Rewrite these lines, switching "shot-glass-icon" to "shot-glass-symbol" and leaving everything else as it is.

[begin Records for this task]

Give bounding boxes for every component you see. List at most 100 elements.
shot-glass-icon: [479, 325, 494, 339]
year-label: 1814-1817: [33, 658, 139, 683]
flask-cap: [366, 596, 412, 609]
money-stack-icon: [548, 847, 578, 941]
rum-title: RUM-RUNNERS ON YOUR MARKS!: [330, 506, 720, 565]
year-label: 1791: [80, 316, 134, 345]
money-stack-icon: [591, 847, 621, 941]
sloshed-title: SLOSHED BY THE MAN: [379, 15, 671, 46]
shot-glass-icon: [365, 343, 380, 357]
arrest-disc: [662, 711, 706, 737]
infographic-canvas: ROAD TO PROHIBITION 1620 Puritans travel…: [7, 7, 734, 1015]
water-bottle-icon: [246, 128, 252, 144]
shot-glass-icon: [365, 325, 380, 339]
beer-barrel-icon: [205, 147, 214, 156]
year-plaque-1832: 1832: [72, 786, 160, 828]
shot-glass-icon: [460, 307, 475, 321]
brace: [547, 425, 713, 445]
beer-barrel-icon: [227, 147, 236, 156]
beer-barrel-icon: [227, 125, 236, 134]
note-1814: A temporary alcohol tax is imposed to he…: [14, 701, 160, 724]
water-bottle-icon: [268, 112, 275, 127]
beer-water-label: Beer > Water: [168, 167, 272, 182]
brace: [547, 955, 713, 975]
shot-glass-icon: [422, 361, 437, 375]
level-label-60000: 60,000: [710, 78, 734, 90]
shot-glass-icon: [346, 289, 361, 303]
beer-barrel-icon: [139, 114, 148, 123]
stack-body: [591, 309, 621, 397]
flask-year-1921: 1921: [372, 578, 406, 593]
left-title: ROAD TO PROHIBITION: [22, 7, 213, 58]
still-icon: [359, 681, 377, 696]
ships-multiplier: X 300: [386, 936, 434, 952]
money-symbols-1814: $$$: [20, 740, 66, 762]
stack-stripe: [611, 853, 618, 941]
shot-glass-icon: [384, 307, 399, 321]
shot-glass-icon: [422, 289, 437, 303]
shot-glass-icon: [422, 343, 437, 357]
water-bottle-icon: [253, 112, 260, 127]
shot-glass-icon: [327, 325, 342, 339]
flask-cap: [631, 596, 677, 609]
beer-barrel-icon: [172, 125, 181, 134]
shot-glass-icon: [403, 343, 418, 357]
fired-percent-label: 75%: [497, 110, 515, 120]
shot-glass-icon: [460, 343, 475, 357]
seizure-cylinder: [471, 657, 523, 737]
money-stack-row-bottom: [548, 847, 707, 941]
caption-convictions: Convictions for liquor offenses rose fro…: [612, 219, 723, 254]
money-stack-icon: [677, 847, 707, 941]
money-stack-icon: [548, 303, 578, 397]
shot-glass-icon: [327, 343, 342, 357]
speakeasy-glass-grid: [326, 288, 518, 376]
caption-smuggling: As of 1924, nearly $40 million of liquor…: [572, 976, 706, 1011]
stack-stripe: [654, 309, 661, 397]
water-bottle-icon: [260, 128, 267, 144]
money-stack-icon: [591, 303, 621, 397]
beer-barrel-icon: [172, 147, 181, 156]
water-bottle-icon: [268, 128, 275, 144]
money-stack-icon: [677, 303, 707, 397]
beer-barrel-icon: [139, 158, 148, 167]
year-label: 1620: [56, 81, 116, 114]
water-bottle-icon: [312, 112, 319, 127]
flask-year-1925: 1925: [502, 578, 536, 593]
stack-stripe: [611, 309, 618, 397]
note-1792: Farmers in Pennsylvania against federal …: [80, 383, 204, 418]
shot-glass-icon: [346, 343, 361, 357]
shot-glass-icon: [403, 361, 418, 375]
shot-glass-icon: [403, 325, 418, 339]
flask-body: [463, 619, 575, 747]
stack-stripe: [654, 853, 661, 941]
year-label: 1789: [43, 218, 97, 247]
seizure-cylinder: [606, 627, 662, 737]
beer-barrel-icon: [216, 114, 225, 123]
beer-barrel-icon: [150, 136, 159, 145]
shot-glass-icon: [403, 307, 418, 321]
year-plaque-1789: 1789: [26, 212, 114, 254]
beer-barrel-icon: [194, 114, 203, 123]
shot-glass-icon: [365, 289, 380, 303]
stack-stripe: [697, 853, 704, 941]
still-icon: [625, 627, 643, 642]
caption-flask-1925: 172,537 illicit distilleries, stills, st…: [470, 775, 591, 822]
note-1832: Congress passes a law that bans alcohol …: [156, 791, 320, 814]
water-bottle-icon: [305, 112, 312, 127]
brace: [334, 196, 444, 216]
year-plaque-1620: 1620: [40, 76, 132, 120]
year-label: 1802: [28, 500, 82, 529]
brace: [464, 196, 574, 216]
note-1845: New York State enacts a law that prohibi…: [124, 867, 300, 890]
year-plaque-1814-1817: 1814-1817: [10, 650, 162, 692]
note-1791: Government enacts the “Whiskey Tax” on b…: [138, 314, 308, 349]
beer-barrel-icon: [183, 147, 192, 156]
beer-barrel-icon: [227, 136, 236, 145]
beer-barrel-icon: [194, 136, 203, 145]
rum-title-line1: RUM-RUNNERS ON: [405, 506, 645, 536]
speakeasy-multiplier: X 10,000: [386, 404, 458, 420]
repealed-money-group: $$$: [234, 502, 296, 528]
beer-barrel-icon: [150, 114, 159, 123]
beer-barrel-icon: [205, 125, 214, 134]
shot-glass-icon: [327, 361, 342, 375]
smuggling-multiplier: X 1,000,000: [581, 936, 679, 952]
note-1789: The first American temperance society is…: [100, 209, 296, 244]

[end Records for this task]

→ Complete answer:
Give bounding boxes for every component you see. List at most 100 elements.
shot-glass-symbol: [479, 325, 494, 339]
year-label: 1814-1817: [33, 658, 139, 683]
flask-cap: [366, 596, 412, 609]
money-stack-icon: [548, 847, 578, 941]
rum-title: RUM-RUNNERS ON YOUR MARKS!: [330, 506, 720, 565]
year-label: 1791: [80, 316, 134, 345]
money-stack-icon: [591, 847, 621, 941]
sloshed-title: SLOSHED BY THE MAN: [379, 15, 671, 46]
shot-glass-symbol: [365, 343, 380, 357]
arrest-disc: [662, 711, 706, 737]
infographic-canvas: ROAD TO PROHIBITION 1620 Puritans travel…: [7, 7, 734, 1015]
water-bottle-icon: [246, 128, 252, 144]
shot-glass-symbol: [365, 325, 380, 339]
beer-barrel-icon: [205, 147, 214, 156]
year-plaque-1832: 1832: [72, 786, 160, 828]
shot-glass-symbol: [460, 307, 475, 321]
brace: [547, 425, 713, 445]
beer-barrel-icon: [227, 147, 236, 156]
beer-barrel-icon: [227, 125, 236, 134]
note-1814: A temporary alcohol tax is imposed to he…: [14, 701, 160, 724]
water-bottle-icon: [268, 112, 275, 127]
beer-water-label: Beer > Water: [168, 167, 272, 182]
brace: [547, 955, 713, 975]
shot-glass-symbol: [422, 361, 437, 375]
level-label-60000: 60,000: [710, 78, 734, 90]
shot-glass-symbol: [346, 289, 361, 303]
beer-barrel-icon: [139, 114, 148, 123]
stack-body: [591, 309, 621, 397]
flask-year-1921: 1921: [372, 578, 406, 593]
left-title: ROAD TO PROHIBITION: [22, 7, 213, 58]
still-icon: [359, 681, 377, 696]
ships-multiplier: X 300: [386, 936, 434, 952]
money-symbols-1814: $$$: [20, 740, 66, 762]
stack-stripe: [611, 853, 618, 941]
shot-glass-symbol: [384, 307, 399, 321]
shot-glass-symbol: [422, 289, 437, 303]
shot-glass-symbol: [422, 343, 437, 357]
water-bottle-icon: [253, 112, 260, 127]
shot-glass-symbol: [327, 325, 342, 339]
flask-cap: [631, 596, 677, 609]
beer-barrel-icon: [172, 125, 181, 134]
shot-glass-symbol: [403, 343, 418, 357]
fired-percent-label: 75%: [497, 110, 515, 120]
shot-glass-symbol: [460, 343, 475, 357]
seizure-cylinder: [471, 657, 523, 737]
money-stack-row-bottom: [548, 847, 707, 941]
caption-convictions: Convictions for liquor offenses rose fro…: [612, 219, 723, 254]
money-stack-icon: [677, 847, 707, 941]
money-stack-icon: [548, 303, 578, 397]
shot-glass-symbol: [327, 343, 342, 357]
speakeasy-glass-grid: [326, 288, 518, 376]
caption-smuggling: As of 1924, nearly $40 million of liquor…: [572, 976, 706, 1011]
stack-stripe: [654, 309, 661, 397]
water-bottle-icon: [260, 128, 267, 144]
money-stack-icon: [591, 303, 621, 397]
beer-barrel-icon: [172, 147, 181, 156]
water-bottle-icon: [268, 128, 275, 144]
money-stack-icon: [677, 303, 707, 397]
beer-barrel-icon: [139, 158, 148, 167]
year-label: 1620: [56, 81, 116, 114]
water-bottle-icon: [312, 112, 319, 127]
flask-year-1925: 1925: [502, 578, 536, 593]
stack-stripe: [611, 309, 618, 397]
note-1792: Farmers in Pennsylvania against federal …: [80, 383, 204, 418]
shot-glass-symbol: [346, 343, 361, 357]
shot-glass-symbol: [403, 361, 418, 375]
shot-glass-symbol: [403, 325, 418, 339]
flask-body: [463, 619, 575, 747]
stack-stripe: [654, 853, 661, 941]
year-label: 1789: [43, 218, 97, 247]
seizure-cylinder: [606, 627, 662, 737]
beer-barrel-icon: [216, 114, 225, 123]
beer-barrel-icon: [150, 136, 159, 145]
shot-glass-symbol: [403, 307, 418, 321]
year-plaque-1789: 1789: [26, 212, 114, 254]
beer-barrel-icon: [194, 114, 203, 123]
shot-glass-symbol: [365, 289, 380, 303]
stack-stripe: [697, 853, 704, 941]
still-icon: [625, 627, 643, 642]
caption-flask-1925: 172,537 illicit distilleries, stills, st…: [470, 775, 591, 822]
note-1832: Congress passes a law that bans alcohol …: [156, 791, 320, 814]
water-bottle-icon: [305, 112, 312, 127]
brace: [334, 196, 444, 216]
year-plaque-1620: 1620: [40, 76, 132, 120]
year-label: 1802: [28, 500, 82, 529]
brace: [464, 196, 574, 216]
note-1845: New York State enacts a law that prohibi…: [124, 867, 300, 890]
year-plaque-1814-1817: 1814-1817: [10, 650, 162, 692]
note-1791: Government enacts the “Whiskey Tax” on b…: [138, 314, 308, 349]
beer-barrel-icon: [183, 147, 192, 156]
beer-barrel-icon: [227, 136, 236, 145]
beer-barrel-icon: [194, 136, 203, 145]
rum-title-line1: RUM-RUNNERS ON: [405, 506, 645, 536]
speakeasy-multiplier: X 10,000: [386, 404, 458, 420]
repealed-money-group: $$$: [234, 502, 296, 528]
beer-barrel-icon: [150, 114, 159, 123]
beer-barrel-icon: [205, 125, 214, 134]
shot-glass-symbol: [327, 361, 342, 375]
smuggling-multiplier: X 1,000,000: [581, 936, 679, 952]
note-1789: The first American temperance society is…: [100, 209, 296, 244]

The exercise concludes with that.